#### [Exercise description]
Print the data that follows exactly.
□ □ □
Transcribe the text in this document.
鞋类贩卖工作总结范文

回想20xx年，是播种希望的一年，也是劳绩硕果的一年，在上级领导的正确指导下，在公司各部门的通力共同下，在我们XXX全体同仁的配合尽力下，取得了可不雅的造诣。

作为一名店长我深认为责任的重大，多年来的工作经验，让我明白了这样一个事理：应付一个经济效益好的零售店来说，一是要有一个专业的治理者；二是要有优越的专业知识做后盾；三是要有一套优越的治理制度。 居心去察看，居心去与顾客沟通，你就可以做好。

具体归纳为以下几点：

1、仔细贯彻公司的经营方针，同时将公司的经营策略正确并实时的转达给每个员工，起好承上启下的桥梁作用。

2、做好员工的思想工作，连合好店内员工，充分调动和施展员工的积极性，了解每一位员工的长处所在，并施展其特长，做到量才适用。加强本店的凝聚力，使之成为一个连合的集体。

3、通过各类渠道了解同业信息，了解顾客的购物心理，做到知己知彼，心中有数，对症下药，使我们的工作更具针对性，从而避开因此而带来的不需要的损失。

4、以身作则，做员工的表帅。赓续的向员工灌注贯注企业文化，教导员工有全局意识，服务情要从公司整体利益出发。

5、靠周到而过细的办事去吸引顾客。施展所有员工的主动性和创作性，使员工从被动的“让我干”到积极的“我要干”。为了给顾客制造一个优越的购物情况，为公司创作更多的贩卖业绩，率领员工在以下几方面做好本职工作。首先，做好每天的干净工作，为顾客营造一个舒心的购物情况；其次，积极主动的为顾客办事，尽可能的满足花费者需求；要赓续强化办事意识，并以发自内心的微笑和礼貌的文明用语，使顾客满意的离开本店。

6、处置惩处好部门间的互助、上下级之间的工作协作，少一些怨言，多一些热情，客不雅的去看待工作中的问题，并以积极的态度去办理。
□ □ □
#### [Task answer]
Transcribe the text in this document.
鞋类贩卖工作总结范文

回想20xx年，是播种希望的一年，也是劳绩硕果的一年，在上级领导的正确指导下，在公司各部门的通力共同下，在我们XXX全体同仁的配合尽力下，取得了可不雅的造诣。

作为一名店长我深认为责任的重大，多年来的工作经验，让我明白了这样一个事理：应付一个经济效益好的零售店来说，一是要有一个专业的治理者；二是要有优越的专业知识做后盾；三是要有一套优越的治理制度。 居心去察看，居心去与顾客沟通，你就可以做好。

具体归纳为以下几点：

1、仔细贯彻公司的经营方针，同时将公司的经营策略正确并实时的转达给每个员工，起好承上启下的桥梁作用。

2、做好员工的思想工作，连合好店内员工，充分调动和施展员工的积极性，了解每一位员工的长处所在，并施展其特长，做到量才适用。加强本店的凝聚力，使之成为一个连合的集体。

3、通过各类渠道了解同业信息，了解顾客的购物心理，做到知己知彼，心中有数，对症下药，使我们的工作更具针对性，从而避开因此而带来的不需要的损失。

4、以身作则，做员工的表帅。赓续的向员工灌注贯注企业文化，教导员工有全局意识，服务情要从公司整体利益出发。

5、靠周到而过细的办事去吸引顾客。施展所有员工的主动性和创作性，使员工从被动的“让我干”到积极的“我要干”。为了给顾客制造一个优越的购物情况，为公司创作更多的贩卖业绩，率领员工在以下几方面做好本职工作。首先，做好每天的干净工作，为顾客营造一个舒心的购物情况；其次，积极主动的为顾客办事，尽可能的满足花费者需求；要赓续强化办事意识，并以发自内心的微笑和礼貌的文明用语，使顾客满意的离开本店。

6、处置惩处好部门间的互助、上下级之间的工作协作，少一些怨言，多一些热情，客不雅的去看待工作中的问题，并以积极的态度去办理。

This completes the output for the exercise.